[Records that describe figures]
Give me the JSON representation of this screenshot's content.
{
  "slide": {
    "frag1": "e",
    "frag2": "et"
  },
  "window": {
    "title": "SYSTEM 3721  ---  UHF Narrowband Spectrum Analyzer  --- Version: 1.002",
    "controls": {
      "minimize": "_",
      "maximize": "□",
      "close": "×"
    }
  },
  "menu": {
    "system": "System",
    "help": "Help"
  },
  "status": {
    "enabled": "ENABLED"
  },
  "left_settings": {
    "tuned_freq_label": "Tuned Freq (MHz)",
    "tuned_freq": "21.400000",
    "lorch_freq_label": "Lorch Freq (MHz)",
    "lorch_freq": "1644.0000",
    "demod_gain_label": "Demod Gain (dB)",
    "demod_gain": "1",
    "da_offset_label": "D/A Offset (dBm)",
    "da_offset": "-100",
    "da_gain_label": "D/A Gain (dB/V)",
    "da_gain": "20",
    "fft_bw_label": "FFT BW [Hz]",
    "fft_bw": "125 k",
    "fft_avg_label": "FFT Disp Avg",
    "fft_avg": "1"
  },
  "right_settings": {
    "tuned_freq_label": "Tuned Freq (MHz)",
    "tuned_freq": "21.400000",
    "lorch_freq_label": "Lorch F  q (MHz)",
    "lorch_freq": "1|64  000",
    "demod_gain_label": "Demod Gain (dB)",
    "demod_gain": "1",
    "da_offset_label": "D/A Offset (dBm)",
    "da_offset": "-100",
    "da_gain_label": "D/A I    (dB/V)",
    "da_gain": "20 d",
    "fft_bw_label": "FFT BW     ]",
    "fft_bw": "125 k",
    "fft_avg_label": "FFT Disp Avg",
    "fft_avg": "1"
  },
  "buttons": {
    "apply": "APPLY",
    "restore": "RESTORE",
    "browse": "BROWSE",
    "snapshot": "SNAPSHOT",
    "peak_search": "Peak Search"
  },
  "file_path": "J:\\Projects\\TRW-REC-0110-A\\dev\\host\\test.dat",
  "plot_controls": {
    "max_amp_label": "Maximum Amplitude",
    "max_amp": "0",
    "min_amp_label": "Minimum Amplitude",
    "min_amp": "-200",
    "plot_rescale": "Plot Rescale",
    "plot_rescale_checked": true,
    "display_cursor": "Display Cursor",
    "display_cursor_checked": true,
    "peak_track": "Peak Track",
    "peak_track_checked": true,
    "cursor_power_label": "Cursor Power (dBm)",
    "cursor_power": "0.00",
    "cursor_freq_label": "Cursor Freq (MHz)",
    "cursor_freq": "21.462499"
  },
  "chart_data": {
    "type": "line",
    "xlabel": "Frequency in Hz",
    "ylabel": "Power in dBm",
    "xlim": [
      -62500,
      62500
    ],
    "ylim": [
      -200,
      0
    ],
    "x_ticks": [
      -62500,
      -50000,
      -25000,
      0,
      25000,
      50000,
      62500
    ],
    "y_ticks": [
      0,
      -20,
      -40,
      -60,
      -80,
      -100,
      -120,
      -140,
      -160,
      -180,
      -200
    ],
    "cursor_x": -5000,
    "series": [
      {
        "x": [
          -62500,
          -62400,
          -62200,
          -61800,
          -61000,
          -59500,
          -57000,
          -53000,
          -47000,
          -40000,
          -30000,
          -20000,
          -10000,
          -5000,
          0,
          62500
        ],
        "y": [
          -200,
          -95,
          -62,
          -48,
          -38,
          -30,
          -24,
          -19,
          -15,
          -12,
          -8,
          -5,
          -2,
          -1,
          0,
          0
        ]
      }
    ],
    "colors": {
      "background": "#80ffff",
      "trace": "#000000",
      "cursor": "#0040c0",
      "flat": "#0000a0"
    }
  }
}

Problem:
Reproduce the listing shown above in its entirety, exactly.

Written solution:
Give me the JSON representation of this screenshot's content.
{
  "slide": {
    "frag1": "e",
    "frag2": "et"
  },
  "window": {
    "title": "SYSTEM 3721  ---  UHF Narrowband Spectrum Analyzer  --- Version: 1.002",
    "controls": {
      "minimize": "_",
      "maximize": "□",
      "close": "×"
    }
  },
  "menu": {
    "system": "System",
    "help": "Help"
  },
  "status": {
    "enabled": "ENABLED"
  },
  "left_settings": {
    "tuned_freq_label": "Tuned Freq (MHz)",
    "tuned_freq": "21.400000",
    "lorch_freq_label": "Lorch Freq (MHz)",
    "lorch_freq": "1644.0000",
    "demod_gain_label": "Demod Gain (dB)",
    "demod_gain": "1",
    "da_offset_label": "D/A Offset (dBm)",
    "da_offset": "-100",
    "da_gain_label": "D/A Gain (dB/V)",
    "da_gain": "20",
    "fft_bw_label": "FFT BW [Hz]",
    "fft_bw": "125 k",
    "fft_avg_label": "FFT Disp Avg",
    "fft_avg": "1"
  },
  "right_settings": {
    "tuned_freq_label": "Tuned Freq (MHz)",
    "tuned_freq": "21.400000",
    "lorch_freq_label": "Lorch F  q (MHz)",
    "lorch_freq": "1|64  000",
    "demod_gain_label": "Demod Gain (dB)",
    "demod_gain": "1",
    "da_offset_label": "D/A Offset (dBm)",
    "da_offset": "-100",
    "da_gain_label": "D/A I    (dB/V)",
    "da_gain": "20 d",
    "fft_bw_label": "FFT BW     ]",
    "fft_bw": "125 k",
    "fft_avg_label": "FFT Disp Avg",
    "fft_avg": "1"
  },
  "buttons": {
    "apply": "APPLY",
    "restore": "RESTORE",
    "browse": "BROWSE",
    "snapshot": "SNAPSHOT",
    "peak_search": "Peak Search"
  },
  "file_path": "J:\\Projects\\TRW-REC-0110-A\\dev\\host\\test.dat",
  "plot_controls": {
    "max_amp_label": "Maximum Amplitude",
    "max_amp": "0",
    "min_amp_label": "Minimum Amplitude",
    "min_amp": "-200",
    "plot_rescale": "Plot Rescale",
    "plot_rescale_checked": true,
    "display_cursor": "Display Cursor",
    "display_cursor_checked": true,
    "peak_track": "Peak Track",
    "peak_track_checked": true,
    "cursor_power_label": "Cursor Power (dBm)",
    "cursor_power": "0.00",
    "cursor_freq_label": "Cursor Freq (MHz)",
    "cursor_freq": "21.462499"
  },
  "chart_data": {
    "type": "line",
    "xlabel": "Frequency in Hz",
    "ylabel": "Power in dBm",
    "xlim": [
      -62500,
      62500
    ],
    "ylim": [
      -200,
      0
    ],
    "x_ticks": [
      -62500,
      -50000,
      -25000,
      0,
      25000,
      50000,
      62500
    ],
    "y_ticks": [
      0,
      -20,
      -40,
      -60,
      -80,
      -100,
      -120,
      -140,
      -160,
      -180,
      -200
    ],
    "cursor_x": -5000,
    "series": [
      {
        "x": [
          -62500,
          -62400,
          -62200,
          -61800,
          -61000,
          -59500,
          -57000,
          -53000,
          -47000,
          -40000,
          -30000,
          -20000,
          -10000,
          -5000,
          0,
          62500
        ],
        "y": [
          -200,
          -95,
          -62,
          -48,
          -38,
          -30,
          -24,
          -19,
          -15,
          -12,
          -8,
          -5,
          -2,
          -1,
          0,
          0
        ]
      }
    ],
    "colors": {
      "background": "#80ffff",
      "trace": "#000000",
      "cursor": "#0040c0",
      "flat": "#0000a0"
    }
  }
}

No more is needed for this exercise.